DESCRIPTION OF THE TASK:
Transcribe the lines below verbatim, skipping the images.

PROVIDED RECORDS:
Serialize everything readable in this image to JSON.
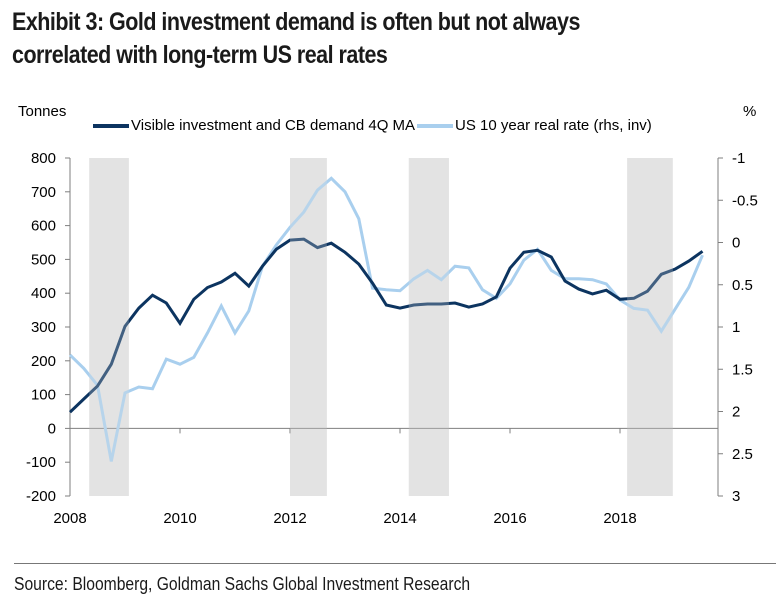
{
  "title": "Exhibit 3: Gold investment demand is often but not always correlated with long-term US real rates",
  "source": "Source: Bloomberg, Goldman Sachs Global Investment Research",
  "colors": {
    "dark_series": "#0c3460",
    "light_series": "#a9cfee",
    "shading": "#e3e3e3",
    "axis": "#7f7f7f"
  },
  "chart_data": {
    "type": "line",
    "title": "Exhibit 3: Gold investment demand is often but not always correlated with long-term US real rates",
    "ylabel_left": "Tonnes",
    "ylabel_right": "%",
    "xlabel": "",
    "x_ticks": [
      "2008",
      "2010",
      "2012",
      "2014",
      "2016",
      "2018"
    ],
    "x_range": [
      2008,
      2020
    ],
    "ylim_left": [
      -200,
      800
    ],
    "yticks_left": [
      "800",
      "700",
      "600",
      "500",
      "400",
      "300",
      "200",
      "100",
      "0",
      "-100",
      "-200"
    ],
    "ylim_right_inverted": [
      -1,
      3
    ],
    "yticks_right": [
      "-1",
      "-0.5",
      "0",
      "0.5",
      "1",
      "1.5",
      "2",
      "2.5",
      "3"
    ],
    "grid": false,
    "legend_position": "top",
    "shaded_periods": [
      [
        2008.35,
        2009.07
      ],
      [
        2012.0,
        2012.67
      ],
      [
        2014.16,
        2014.89
      ],
      [
        2018.13,
        2018.96
      ]
    ],
    "x": [
      2008.0,
      2008.25,
      2008.5,
      2008.75,
      2009.0,
      2009.25,
      2009.5,
      2009.75,
      2010.0,
      2010.25,
      2010.5,
      2010.75,
      2011.0,
      2011.25,
      2011.5,
      2011.75,
      2012.0,
      2012.25,
      2012.5,
      2012.75,
      2013.0,
      2013.25,
      2013.5,
      2013.75,
      2014.0,
      2014.25,
      2014.5,
      2014.75,
      2015.0,
      2015.25,
      2015.5,
      2015.75,
      2016.0,
      2016.25,
      2016.5,
      2016.75,
      2017.0,
      2017.25,
      2017.5,
      2017.75,
      2018.0,
      2018.25,
      2018.5,
      2018.75,
      2019.0,
      2019.25,
      2019.5
    ],
    "series": [
      {
        "name": "Visible investment and CB demand 4Q MA",
        "axis": "left",
        "values": [
          48,
          87,
          125,
          190,
          302,
          356,
          394,
          371,
          311,
          382,
          417,
          433,
          459,
          421,
          480,
          530,
          557,
          560,
          535,
          548,
          521,
          486,
          430,
          365,
          356,
          365,
          368,
          368,
          371,
          359,
          368,
          389,
          474,
          521,
          527,
          507,
          436,
          412,
          398,
          409,
          382,
          385,
          406,
          456,
          471,
          495,
          524
        ]
      },
      {
        "name": "US 10 year real rate (rhs, inv)",
        "axis": "right",
        "values": [
          1.33,
          1.49,
          1.69,
          2.59,
          1.78,
          1.71,
          1.73,
          1.38,
          1.44,
          1.36,
          1.07,
          0.75,
          1.07,
          0.81,
          0.28,
          0.03,
          -0.18,
          -0.36,
          -0.62,
          -0.76,
          -0.6,
          -0.28,
          0.54,
          0.56,
          0.57,
          0.43,
          0.33,
          0.44,
          0.28,
          0.3,
          0.56,
          0.66,
          0.49,
          0.21,
          0.08,
          0.33,
          0.43,
          0.43,
          0.44,
          0.49,
          0.68,
          0.78,
          0.8,
          1.05,
          0.79,
          0.53,
          0.15
        ]
      }
    ]
  }
}
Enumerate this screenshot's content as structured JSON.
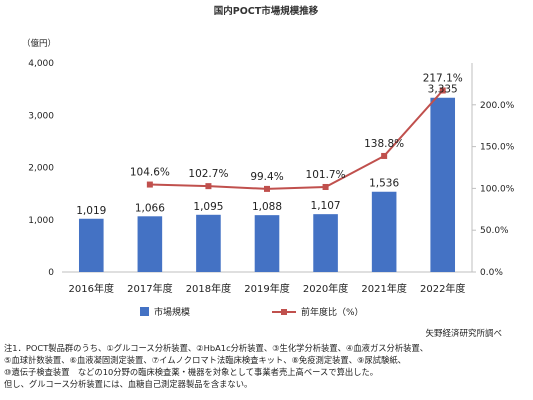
{
  "chart_data": {
    "type": "bar+line",
    "title": "国内POCT市場規模推移",
    "y_unit_label": "（億円）",
    "categories": [
      "2016年度",
      "2017年度",
      "2018年度",
      "2019年度",
      "2020年度",
      "2021年度",
      "2022年度"
    ],
    "series": [
      {
        "name": "市場規模",
        "type": "bar",
        "axis": "left",
        "values": [
          1019,
          1066,
          1095,
          1088,
          1107,
          1536,
          3335
        ],
        "labels": [
          "1,019",
          "1,066",
          "1,095",
          "1,088",
          "1,107",
          "1,536",
          "3,335"
        ],
        "color": "#4472C4"
      },
      {
        "name": "前年度比（%）",
        "type": "line",
        "axis": "right",
        "values": [
          null,
          104.6,
          102.7,
          99.4,
          101.7,
          138.8,
          217.1
        ],
        "labels": [
          "",
          "104.6%",
          "102.7%",
          "99.4%",
          "101.7%",
          "138.8%",
          "217.1%"
        ],
        "color": "#C0504D"
      }
    ],
    "y_left": {
      "range": [
        0,
        4000
      ],
      "ticks": [
        "0",
        "1,000",
        "2,000",
        "3,000",
        "4,000"
      ]
    },
    "y_right": {
      "range": [
        0,
        250
      ],
      "ticks": [
        "0.0%",
        "50.0%",
        "100.0%",
        "150.0%",
        "200.0%"
      ]
    },
    "grid": false,
    "legend_position": "bottom-center",
    "source": "矢野経済研究所調べ"
  },
  "notes": [
    "注1．POCT製品群のうち、①グルコース分析装置、②HbA1c分析装置、③生化学分析装置、④血液ガス分析装置、",
    "⑤血球計数装置、⑥血液凝固測定装置、⑦イムノクロマト法臨床検査キット、⑧免疫測定装置、⑨尿試験紙、",
    "⑩遺伝子検査装置　などの10分野の臨床検査薬・機器を対象として事業者売上高ベースで算出した。",
    "但し、グルコース分析装置には、血糖自己測定器製品を含まない。"
  ]
}
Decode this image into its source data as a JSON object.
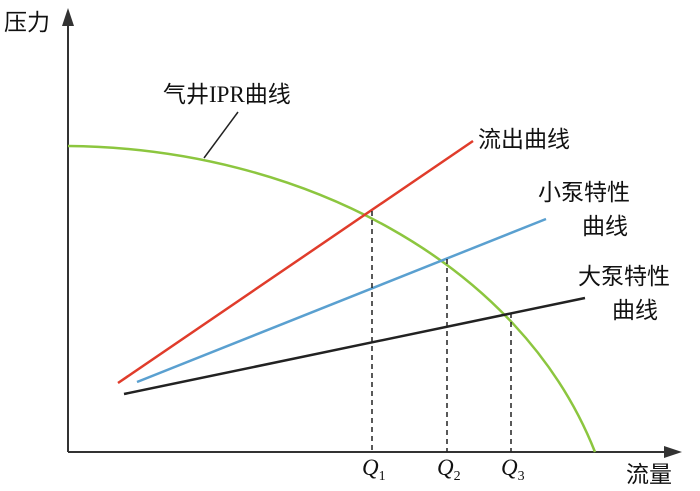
{
  "axes": {
    "y_label": "压力",
    "x_label": "流量"
  },
  "curves": {
    "ipr": "气井IPR曲线",
    "outflow": "流出曲线",
    "small_pump": [
      "小泵特性",
      "曲线"
    ],
    "large_pump": [
      "大泵特性",
      "曲线"
    ]
  },
  "points": [
    {
      "main": "Q",
      "sub": "1"
    },
    {
      "main": "Q",
      "sub": "2"
    },
    {
      "main": "Q",
      "sub": "3"
    }
  ]
}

RESPONSE BELOW:
Serialize everything readable in this image to JSON.
{
  "title": "Exhibit 3: Gold investment demand is often but not always correlated with long-term US real rates",
  "source": "Source: Bloomberg, Goldman Sachs Global Investment Research",
  "colors": {
    "dark_series": "#0c3460",
    "light_series": "#a9cfee",
    "shading": "#e3e3e3",
    "axis": "#7f7f7f"
  },
  "chart_data": {
    "type": "line",
    "title": "Exhibit 3: Gold investment demand is often but not always correlated with long-term US real rates",
    "ylabel_left": "Tonnes",
    "ylabel_right": "%",
    "xlabel": "",
    "x_ticks": [
      "2008",
      "2010",
      "2012",
      "2014",
      "2016",
      "2018"
    ],
    "x_range": [
      2008,
      2020
    ],
    "ylim_left": [
      -200,
      800
    ],
    "yticks_left": [
      "800",
      "700",
      "600",
      "500",
      "400",
      "300",
      "200",
      "100",
      "0",
      "-100",
      "-200"
    ],
    "ylim_right_inverted": [
      -1,
      3
    ],
    "yticks_right": [
      "-1",
      "-0.5",
      "0",
      "0.5",
      "1",
      "1.5",
      "2",
      "2.5",
      "3"
    ],
    "grid": false,
    "legend_position": "top",
    "shaded_periods": [
      [
        2008.35,
        2009.07
      ],
      [
        2012.0,
        2012.67
      ],
      [
        2014.16,
        2014.89
      ],
      [
        2018.13,
        2018.96
      ]
    ],
    "x": [
      2008.0,
      2008.25,
      2008.5,
      2008.75,
      2009.0,
      2009.25,
      2009.5,
      2009.75,
      2010.0,
      2010.25,
      2010.5,
      2010.75,
      2011.0,
      2011.25,
      2011.5,
      2011.75,
      2012.0,
      2012.25,
      2012.5,
      2012.75,
      2013.0,
      2013.25,
      2013.5,
      2013.75,
      2014.0,
      2014.25,
      2014.5,
      2014.75,
      2015.0,
      2015.25,
      2015.5,
      2015.75,
      2016.0,
      2016.25,
      2016.5,
      2016.75,
      2017.0,
      2017.25,
      2017.5,
      2017.75,
      2018.0,
      2018.25,
      2018.5,
      2018.75,
      2019.0,
      2019.25,
      2019.5
    ],
    "series": [
      {
        "name": "Visible investment and CB demand 4Q MA",
        "axis": "left",
        "values": [
          48,
          87,
          125,
          190,
          302,
          356,
          394,
          371,
          311,
          382,
          417,
          433,
          459,
          421,
          480,
          530,
          557,
          560,
          535,
          548,
          521,
          486,
          430,
          365,
          356,
          365,
          368,
          368,
          371,
          359,
          368,
          389,
          474,
          521,
          527,
          507,
          436,
          412,
          398,
          409,
          382,
          385,
          406,
          456,
          471,
          495,
          524
        ]
      },
      {
        "name": "US 10 year real rate (rhs, inv)",
        "axis": "right",
        "values": [
          1.33,
          1.49,
          1.69,
          2.59,
          1.78,
          1.71,
          1.73,
          1.38,
          1.44,
          1.36,
          1.07,
          0.75,
          1.07,
          0.81,
          0.28,
          0.03,
          -0.18,
          -0.36,
          -0.62,
          -0.76,
          -0.6,
          -0.28,
          0.54,
          0.56,
          0.57,
          0.43,
          0.33,
          0.44,
          0.28,
          0.3,
          0.56,
          0.66,
          0.49,
          0.21,
          0.08,
          0.33,
          0.43,
          0.43,
          0.44,
          0.49,
          0.68,
          0.78,
          0.8,
          1.05,
          0.79,
          0.53,
          0.15
        ]
      }
    ]
  }
}
Enumerate this screenshot's content as structured JSON.
{
  "chart_data": {
    "type": "bar+line",
    "title": "国内POCT市場規模推移",
    "y_unit_label": "（億円）",
    "categories": [
      "2016年度",
      "2017年度",
      "2018年度",
      "2019年度",
      "2020年度",
      "2021年度",
      "2022年度"
    ],
    "series": [
      {
        "name": "市場規模",
        "type": "bar",
        "axis": "left",
        "values": [
          1019,
          1066,
          1095,
          1088,
          1107,
          1536,
          3335
        ],
        "labels": [
          "1,019",
          "1,066",
          "1,095",
          "1,088",
          "1,107",
          "1,536",
          "3,335"
        ],
        "color": "#4472C4"
      },
      {
        "name": "前年度比（%）",
        "type": "line",
        "axis": "right",
        "values": [
          null,
          104.6,
          102.7,
          99.4,
          101.7,
          138.8,
          217.1
        ],
        "labels": [
          "",
          "104.6%",
          "102.7%",
          "99.4%",
          "101.7%",
          "138.8%",
          "217.1%"
        ],
        "color": "#C0504D"
      }
    ],
    "y_left": {
      "range": [
        0,
        4000
      ],
      "ticks": [
        "0",
        "1,000",
        "2,000",
        "3,000",
        "4,000"
      ]
    },
    "y_right": {
      "range": [
        0,
        250
      ],
      "ticks": [
        "0.0%",
        "50.0%",
        "100.0%",
        "150.0%",
        "200.0%"
      ]
    },
    "grid": false,
    "legend_position": "bottom-center",
    "source": "矢野経済研究所調べ"
  },
  "notes": [
    "注1．POCT製品群のうち、①グルコース分析装置、②HbA1c分析装置、③生化学分析装置、④血液ガス分析装置、",
    "⑤血球計数装置、⑥血液凝固測定装置、⑦イムノクロマト法臨床検査キット、⑧免疫測定装置、⑨尿試験紙、",
    "⑩遺伝子検査装置　などの10分野の臨床検査薬・機器を対象として事業者売上高ベースで算出した。",
    "但し、グルコース分析装置には、血糖自己測定器製品を含まない。"
  ]
}
Decode this image into its source data as a JSON object.
{
  "axes": {
    "y_label": "压力",
    "x_label": "流量"
  },
  "curves": {
    "ipr": "气井IPR曲线",
    "outflow": "流出曲线",
    "small_pump": [
      "小泵特性",
      "曲线"
    ],
    "large_pump": [
      "大泵特性",
      "曲线"
    ]
  },
  "points": [
    {
      "main": "Q",
      "sub": "1"
    },
    {
      "main": "Q",
      "sub": "2"
    },
    {
      "main": "Q",
      "sub": "3"
    }
  ]
}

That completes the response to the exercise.